In the data below, find each line containing the string "this" and return it.
○ ○ ○ ○ ○ ○ ○
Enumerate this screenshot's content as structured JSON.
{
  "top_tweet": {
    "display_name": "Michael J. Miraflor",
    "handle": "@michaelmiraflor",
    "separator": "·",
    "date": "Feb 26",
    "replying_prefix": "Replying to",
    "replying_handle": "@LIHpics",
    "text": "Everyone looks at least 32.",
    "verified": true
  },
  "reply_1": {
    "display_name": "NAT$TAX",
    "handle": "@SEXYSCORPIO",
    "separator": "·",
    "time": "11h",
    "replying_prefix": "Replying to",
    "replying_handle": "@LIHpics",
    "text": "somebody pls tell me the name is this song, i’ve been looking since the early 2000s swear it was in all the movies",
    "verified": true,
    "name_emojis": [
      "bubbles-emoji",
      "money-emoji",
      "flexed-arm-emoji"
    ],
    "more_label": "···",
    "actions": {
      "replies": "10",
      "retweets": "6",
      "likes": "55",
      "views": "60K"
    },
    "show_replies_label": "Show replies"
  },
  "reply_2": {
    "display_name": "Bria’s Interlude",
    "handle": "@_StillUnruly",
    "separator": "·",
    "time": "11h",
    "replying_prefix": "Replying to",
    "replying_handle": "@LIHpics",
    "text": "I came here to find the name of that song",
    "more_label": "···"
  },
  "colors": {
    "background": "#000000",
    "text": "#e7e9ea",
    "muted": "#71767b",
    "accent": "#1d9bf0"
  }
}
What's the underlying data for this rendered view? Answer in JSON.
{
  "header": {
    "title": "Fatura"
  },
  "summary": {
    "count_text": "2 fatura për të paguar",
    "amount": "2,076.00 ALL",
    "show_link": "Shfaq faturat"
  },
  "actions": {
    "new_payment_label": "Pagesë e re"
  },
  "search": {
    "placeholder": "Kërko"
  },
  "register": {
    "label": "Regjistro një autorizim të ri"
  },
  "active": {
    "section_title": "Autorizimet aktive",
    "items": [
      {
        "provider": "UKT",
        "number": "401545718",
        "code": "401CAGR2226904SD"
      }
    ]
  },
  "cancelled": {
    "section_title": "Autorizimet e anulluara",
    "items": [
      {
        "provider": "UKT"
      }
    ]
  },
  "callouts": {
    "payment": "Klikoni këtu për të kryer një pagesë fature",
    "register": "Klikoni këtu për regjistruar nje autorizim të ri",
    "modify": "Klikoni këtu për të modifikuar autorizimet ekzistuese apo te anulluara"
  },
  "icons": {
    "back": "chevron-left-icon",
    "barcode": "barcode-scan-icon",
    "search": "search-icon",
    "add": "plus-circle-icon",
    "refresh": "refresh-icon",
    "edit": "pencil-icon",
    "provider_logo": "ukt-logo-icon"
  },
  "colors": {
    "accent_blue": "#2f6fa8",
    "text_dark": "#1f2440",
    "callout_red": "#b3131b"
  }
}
○ ○ ○ ○ ○ ○ ○
• _Reply to the exercise_
Enumerate this screenshot's content as structured JSON.
    "text": "somebody pls tell me the name is this song, i’ve been looking since the early 2000s swear it was in all the movies",
What's the underlying data for this rendered view? Answer in JSON.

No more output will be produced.